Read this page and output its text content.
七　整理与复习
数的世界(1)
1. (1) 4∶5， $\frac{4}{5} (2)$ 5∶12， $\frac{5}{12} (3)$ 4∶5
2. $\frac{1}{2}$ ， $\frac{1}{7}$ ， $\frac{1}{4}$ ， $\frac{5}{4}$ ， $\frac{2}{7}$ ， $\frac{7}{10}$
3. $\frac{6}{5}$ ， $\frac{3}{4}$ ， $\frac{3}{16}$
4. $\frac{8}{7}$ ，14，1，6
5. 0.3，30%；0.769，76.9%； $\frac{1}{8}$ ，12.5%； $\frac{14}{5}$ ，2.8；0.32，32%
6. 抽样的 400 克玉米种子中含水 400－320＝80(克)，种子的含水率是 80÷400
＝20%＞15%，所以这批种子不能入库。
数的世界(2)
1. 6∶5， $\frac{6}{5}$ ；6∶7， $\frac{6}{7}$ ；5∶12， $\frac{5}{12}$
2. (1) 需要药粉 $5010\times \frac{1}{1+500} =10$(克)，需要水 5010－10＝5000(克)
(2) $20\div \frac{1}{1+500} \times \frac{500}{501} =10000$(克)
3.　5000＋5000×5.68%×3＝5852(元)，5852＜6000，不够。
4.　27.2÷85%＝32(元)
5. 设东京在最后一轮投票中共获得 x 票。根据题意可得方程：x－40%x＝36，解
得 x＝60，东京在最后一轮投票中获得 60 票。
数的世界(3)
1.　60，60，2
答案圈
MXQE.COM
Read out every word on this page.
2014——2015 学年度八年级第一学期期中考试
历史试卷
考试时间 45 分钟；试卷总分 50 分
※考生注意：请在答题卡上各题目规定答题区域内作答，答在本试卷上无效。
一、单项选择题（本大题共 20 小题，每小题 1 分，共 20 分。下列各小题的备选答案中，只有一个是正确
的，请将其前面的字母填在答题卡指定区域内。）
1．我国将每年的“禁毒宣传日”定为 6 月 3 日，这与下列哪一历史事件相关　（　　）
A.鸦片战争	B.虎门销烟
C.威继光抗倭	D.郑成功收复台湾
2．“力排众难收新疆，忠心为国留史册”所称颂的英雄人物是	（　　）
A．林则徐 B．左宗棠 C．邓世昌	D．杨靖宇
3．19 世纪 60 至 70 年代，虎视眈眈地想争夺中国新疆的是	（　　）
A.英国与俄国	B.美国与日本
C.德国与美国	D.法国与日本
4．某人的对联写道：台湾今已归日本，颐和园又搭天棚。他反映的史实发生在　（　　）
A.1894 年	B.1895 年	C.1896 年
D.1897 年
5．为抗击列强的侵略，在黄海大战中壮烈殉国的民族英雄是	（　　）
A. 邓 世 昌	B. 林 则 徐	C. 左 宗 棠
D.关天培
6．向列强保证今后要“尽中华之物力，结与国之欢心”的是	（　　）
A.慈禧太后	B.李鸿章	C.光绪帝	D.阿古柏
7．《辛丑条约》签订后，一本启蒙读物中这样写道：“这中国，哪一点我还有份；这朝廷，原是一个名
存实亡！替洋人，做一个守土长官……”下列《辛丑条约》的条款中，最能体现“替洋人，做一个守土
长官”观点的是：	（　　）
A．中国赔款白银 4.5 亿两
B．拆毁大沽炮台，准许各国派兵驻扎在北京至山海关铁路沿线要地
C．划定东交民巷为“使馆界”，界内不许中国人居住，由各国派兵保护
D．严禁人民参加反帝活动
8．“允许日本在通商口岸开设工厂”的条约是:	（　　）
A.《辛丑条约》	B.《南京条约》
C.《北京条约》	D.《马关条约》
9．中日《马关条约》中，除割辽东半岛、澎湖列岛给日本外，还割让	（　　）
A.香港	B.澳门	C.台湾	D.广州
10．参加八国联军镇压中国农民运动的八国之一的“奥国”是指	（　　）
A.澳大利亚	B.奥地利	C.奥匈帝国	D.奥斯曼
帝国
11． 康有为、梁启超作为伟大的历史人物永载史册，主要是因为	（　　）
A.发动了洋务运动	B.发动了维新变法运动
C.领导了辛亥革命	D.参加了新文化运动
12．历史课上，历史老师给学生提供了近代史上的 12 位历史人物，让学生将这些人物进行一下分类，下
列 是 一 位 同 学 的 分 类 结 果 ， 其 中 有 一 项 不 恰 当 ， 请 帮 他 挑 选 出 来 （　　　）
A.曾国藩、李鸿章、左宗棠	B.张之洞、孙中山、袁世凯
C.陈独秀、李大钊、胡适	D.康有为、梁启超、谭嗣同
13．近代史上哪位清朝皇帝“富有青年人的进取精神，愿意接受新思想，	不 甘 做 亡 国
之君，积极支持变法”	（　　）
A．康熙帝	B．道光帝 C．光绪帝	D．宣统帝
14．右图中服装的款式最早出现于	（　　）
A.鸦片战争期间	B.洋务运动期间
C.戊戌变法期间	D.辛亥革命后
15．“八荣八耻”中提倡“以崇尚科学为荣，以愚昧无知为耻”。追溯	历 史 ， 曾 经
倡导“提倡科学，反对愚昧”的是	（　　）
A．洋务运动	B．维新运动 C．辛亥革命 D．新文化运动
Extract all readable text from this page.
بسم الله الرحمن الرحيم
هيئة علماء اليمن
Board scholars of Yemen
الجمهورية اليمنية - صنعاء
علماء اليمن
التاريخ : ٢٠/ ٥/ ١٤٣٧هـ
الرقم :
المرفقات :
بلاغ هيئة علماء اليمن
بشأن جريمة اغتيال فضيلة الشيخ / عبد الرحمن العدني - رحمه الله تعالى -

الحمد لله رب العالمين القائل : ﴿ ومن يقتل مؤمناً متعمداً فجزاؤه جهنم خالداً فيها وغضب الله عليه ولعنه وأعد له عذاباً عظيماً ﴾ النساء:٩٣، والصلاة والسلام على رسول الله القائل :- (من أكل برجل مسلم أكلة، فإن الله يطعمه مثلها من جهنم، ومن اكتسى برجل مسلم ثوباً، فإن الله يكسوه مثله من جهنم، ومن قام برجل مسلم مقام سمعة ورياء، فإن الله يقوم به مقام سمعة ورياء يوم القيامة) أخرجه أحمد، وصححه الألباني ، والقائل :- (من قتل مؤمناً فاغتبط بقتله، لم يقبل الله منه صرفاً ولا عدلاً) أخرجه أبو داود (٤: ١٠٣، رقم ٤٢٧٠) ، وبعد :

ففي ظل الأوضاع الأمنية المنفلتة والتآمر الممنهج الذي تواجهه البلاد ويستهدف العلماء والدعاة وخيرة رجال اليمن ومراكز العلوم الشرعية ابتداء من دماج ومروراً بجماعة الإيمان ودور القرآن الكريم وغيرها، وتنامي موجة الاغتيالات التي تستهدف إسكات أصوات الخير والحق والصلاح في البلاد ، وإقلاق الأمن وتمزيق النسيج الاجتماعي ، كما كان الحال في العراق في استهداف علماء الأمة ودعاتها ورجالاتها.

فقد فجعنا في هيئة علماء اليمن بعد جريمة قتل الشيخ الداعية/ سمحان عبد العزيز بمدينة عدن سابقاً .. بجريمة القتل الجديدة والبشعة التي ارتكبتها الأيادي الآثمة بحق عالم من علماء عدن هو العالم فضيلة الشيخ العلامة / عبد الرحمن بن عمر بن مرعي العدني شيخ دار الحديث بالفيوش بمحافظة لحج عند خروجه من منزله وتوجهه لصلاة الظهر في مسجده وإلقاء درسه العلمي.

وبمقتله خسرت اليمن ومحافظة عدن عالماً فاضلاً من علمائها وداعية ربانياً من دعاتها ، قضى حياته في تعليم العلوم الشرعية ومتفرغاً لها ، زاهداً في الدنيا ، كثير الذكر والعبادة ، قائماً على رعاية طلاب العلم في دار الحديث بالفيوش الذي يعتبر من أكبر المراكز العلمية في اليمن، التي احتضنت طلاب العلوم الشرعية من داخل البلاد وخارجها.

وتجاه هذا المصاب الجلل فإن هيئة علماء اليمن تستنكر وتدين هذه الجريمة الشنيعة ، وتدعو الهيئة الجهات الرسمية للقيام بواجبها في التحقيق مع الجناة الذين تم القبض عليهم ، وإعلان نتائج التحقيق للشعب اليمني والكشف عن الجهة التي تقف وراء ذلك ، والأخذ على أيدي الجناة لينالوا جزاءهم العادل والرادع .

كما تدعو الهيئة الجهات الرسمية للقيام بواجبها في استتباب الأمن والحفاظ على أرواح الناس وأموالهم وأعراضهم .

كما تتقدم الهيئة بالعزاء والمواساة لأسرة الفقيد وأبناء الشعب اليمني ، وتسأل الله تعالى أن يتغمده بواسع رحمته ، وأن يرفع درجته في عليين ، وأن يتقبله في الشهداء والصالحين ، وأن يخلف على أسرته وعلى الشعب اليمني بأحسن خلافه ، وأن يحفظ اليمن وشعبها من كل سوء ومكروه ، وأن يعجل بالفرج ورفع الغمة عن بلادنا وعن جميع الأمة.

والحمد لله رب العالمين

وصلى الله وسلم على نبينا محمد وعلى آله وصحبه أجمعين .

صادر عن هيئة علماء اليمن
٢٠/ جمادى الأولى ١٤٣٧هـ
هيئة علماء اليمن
########################################
> **Requirements**:
Copy every line in the records above that contains the word "text".

> **Task solution**:
Read this page and output its text content.
Extract all readable text from this page.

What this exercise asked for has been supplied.